Problem description: Only a number is wanted: how many lines in these records contain the word "name"?

Exercise materials:
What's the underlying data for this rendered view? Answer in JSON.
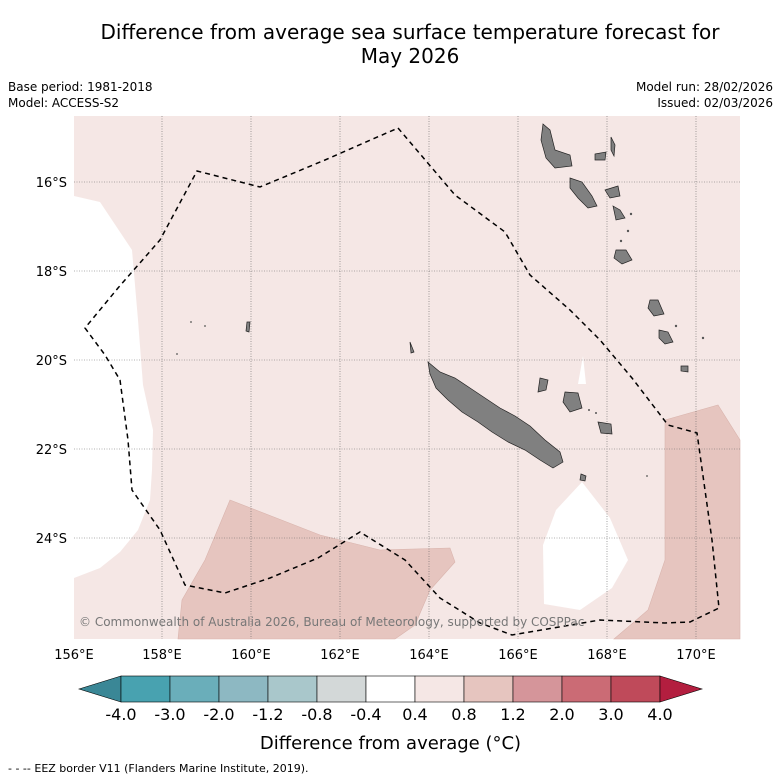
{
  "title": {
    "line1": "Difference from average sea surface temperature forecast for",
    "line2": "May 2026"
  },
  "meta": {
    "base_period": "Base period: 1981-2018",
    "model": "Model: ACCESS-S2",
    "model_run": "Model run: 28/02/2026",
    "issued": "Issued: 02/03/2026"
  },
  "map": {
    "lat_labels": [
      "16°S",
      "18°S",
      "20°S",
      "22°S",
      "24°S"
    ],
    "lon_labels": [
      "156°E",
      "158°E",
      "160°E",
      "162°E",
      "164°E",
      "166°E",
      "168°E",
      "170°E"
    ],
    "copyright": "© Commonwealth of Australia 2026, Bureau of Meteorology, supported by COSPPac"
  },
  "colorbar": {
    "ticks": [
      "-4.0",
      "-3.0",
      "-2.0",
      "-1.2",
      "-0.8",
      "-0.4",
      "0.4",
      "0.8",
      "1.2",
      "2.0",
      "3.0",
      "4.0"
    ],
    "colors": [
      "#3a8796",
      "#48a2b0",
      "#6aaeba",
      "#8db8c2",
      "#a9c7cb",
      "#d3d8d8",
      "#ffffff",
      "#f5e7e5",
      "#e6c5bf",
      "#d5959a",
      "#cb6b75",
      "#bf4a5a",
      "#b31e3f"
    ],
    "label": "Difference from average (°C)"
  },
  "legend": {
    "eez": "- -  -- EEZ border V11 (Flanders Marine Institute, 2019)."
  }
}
---
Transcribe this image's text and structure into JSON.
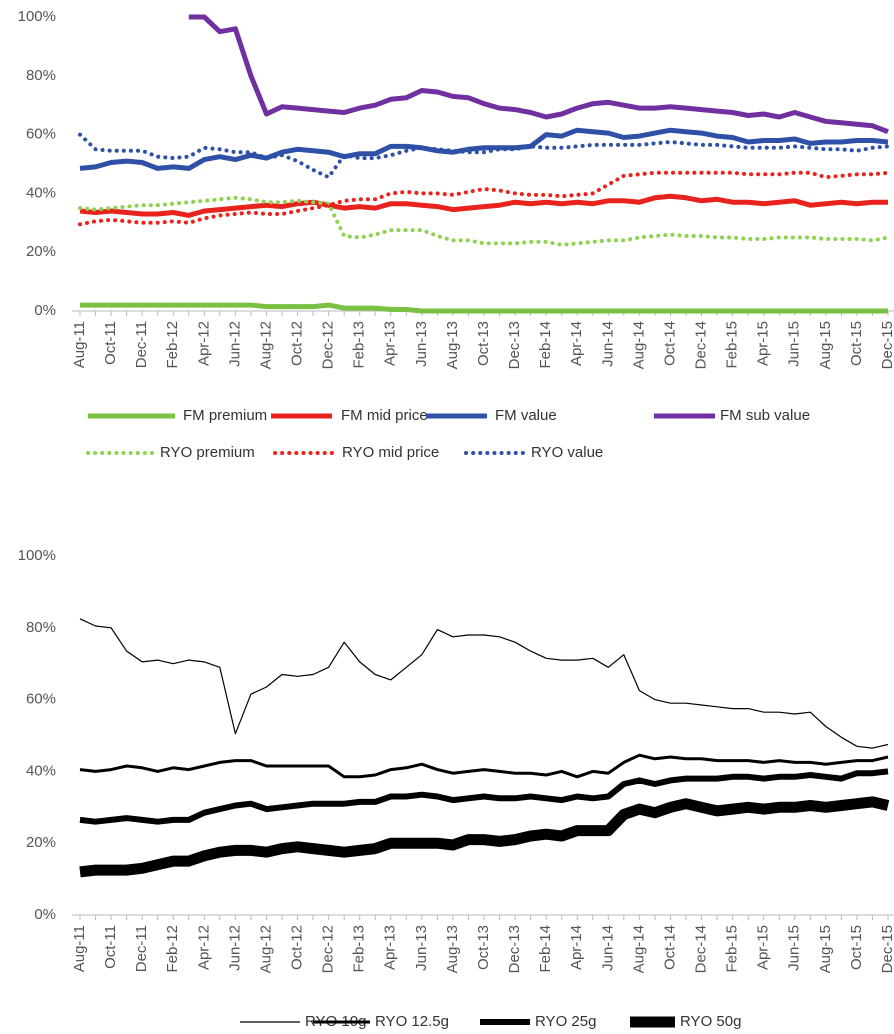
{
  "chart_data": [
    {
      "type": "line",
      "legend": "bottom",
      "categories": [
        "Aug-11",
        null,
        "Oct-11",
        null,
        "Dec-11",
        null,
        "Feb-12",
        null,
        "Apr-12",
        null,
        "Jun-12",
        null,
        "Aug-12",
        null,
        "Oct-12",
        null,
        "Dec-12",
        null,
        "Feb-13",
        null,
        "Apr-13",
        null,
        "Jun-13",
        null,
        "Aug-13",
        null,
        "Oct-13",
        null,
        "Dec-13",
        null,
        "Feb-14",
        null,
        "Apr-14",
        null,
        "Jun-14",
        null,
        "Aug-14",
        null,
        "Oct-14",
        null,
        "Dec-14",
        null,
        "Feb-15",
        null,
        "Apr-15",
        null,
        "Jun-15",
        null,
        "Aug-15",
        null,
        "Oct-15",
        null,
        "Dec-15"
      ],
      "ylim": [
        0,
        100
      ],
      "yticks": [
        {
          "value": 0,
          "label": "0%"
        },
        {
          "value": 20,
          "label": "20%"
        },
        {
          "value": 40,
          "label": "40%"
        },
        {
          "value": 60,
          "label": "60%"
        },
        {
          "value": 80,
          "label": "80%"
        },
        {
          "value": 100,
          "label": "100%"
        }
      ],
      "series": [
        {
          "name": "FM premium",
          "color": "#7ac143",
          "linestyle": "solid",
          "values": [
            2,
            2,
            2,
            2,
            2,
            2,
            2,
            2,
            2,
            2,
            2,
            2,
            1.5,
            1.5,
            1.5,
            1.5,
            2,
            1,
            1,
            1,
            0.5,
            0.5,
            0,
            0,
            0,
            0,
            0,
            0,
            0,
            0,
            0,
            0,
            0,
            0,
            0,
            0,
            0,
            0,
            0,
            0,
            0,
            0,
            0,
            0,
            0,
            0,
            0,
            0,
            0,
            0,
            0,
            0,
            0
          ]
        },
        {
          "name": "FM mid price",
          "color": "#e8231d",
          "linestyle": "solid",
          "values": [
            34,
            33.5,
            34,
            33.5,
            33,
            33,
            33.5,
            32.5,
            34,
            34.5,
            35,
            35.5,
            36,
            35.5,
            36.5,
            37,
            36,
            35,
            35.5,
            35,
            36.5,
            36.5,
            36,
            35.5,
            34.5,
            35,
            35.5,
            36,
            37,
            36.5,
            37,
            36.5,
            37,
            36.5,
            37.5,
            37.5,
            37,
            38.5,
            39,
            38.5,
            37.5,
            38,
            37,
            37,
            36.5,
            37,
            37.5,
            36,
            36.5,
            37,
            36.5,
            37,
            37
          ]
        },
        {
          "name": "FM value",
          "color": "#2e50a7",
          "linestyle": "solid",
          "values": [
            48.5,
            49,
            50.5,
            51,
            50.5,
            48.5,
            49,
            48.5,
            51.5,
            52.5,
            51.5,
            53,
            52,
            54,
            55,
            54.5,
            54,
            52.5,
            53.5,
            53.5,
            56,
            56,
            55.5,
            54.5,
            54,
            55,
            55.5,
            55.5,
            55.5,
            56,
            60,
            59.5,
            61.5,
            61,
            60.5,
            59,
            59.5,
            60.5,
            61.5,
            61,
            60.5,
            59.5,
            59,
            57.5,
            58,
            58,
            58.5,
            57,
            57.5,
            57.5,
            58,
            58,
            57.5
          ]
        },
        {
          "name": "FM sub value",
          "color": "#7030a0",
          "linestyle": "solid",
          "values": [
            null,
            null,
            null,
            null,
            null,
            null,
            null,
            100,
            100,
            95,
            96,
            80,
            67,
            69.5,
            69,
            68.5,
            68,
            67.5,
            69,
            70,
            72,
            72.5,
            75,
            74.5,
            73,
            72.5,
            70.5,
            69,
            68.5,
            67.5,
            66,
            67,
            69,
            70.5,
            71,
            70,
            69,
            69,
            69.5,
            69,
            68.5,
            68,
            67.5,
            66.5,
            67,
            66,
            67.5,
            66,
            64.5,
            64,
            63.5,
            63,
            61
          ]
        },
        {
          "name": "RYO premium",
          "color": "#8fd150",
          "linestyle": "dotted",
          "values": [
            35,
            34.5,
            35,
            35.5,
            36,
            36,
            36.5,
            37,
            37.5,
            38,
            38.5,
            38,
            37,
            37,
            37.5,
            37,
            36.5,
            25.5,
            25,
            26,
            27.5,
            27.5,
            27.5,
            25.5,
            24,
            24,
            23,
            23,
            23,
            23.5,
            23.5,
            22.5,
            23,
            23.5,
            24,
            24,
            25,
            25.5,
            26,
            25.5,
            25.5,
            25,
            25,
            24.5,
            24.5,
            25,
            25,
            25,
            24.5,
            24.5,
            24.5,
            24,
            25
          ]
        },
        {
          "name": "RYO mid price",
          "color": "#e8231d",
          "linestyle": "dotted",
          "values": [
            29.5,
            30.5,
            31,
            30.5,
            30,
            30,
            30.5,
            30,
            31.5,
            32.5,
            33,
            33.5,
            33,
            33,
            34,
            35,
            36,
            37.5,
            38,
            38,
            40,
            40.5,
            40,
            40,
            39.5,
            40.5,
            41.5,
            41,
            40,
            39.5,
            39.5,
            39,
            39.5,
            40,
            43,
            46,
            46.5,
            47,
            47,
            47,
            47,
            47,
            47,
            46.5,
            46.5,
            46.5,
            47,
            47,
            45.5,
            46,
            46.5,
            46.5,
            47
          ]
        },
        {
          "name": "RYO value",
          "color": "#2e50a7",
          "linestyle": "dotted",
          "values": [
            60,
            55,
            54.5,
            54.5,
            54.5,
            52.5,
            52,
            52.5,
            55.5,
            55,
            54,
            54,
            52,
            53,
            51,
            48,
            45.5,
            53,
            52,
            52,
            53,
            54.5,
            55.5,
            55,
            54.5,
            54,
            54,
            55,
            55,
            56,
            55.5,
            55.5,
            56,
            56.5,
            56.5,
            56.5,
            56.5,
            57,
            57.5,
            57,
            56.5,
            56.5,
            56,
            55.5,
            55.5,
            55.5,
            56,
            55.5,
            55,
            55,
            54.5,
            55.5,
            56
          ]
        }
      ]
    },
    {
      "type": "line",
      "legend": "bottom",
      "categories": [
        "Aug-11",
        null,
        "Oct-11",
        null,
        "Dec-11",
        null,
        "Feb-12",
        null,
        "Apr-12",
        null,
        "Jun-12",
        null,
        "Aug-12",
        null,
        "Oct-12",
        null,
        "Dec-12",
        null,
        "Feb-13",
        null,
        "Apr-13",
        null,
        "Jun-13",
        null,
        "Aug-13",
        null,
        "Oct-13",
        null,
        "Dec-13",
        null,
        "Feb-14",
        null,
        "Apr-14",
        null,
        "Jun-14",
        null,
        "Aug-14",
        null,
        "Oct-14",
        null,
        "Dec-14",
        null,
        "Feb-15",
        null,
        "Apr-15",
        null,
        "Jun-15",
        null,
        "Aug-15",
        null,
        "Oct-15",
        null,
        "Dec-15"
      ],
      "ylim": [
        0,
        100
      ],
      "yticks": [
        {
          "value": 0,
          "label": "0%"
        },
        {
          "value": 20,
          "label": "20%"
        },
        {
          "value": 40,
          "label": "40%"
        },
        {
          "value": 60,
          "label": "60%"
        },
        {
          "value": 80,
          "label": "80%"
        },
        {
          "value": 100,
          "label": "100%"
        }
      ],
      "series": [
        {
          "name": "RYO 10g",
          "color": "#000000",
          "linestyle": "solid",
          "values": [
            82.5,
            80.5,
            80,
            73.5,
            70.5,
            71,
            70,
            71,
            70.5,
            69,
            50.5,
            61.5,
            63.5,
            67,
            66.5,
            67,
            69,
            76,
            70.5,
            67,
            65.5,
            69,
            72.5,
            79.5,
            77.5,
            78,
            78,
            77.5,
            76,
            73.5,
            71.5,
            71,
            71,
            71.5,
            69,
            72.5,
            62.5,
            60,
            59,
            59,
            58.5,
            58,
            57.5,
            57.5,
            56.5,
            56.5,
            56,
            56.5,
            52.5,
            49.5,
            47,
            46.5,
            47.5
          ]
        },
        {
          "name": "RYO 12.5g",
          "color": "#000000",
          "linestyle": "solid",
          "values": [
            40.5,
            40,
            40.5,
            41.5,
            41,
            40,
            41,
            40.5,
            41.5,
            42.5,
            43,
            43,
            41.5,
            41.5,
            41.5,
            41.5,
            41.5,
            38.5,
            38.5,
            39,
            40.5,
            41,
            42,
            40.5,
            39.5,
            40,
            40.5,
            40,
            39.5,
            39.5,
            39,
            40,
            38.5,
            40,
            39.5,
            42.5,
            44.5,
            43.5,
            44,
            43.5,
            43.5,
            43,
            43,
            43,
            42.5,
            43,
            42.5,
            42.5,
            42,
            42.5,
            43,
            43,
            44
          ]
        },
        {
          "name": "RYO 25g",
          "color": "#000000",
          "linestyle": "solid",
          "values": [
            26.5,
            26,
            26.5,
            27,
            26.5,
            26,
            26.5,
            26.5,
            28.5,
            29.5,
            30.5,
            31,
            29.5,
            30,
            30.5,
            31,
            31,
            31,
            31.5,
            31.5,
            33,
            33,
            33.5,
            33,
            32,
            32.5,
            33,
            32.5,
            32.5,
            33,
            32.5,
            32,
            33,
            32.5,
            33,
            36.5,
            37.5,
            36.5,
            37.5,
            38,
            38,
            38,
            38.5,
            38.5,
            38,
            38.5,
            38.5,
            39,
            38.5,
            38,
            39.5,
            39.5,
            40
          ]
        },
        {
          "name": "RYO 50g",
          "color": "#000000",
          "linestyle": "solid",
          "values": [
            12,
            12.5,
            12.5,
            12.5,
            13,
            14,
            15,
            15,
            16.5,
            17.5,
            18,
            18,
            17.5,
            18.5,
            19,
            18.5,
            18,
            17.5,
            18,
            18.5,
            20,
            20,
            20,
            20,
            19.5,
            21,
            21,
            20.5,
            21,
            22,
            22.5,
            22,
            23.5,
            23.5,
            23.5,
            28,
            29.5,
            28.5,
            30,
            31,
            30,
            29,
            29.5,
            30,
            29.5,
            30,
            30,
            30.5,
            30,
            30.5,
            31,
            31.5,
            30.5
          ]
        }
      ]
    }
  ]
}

Output of the exercise: 11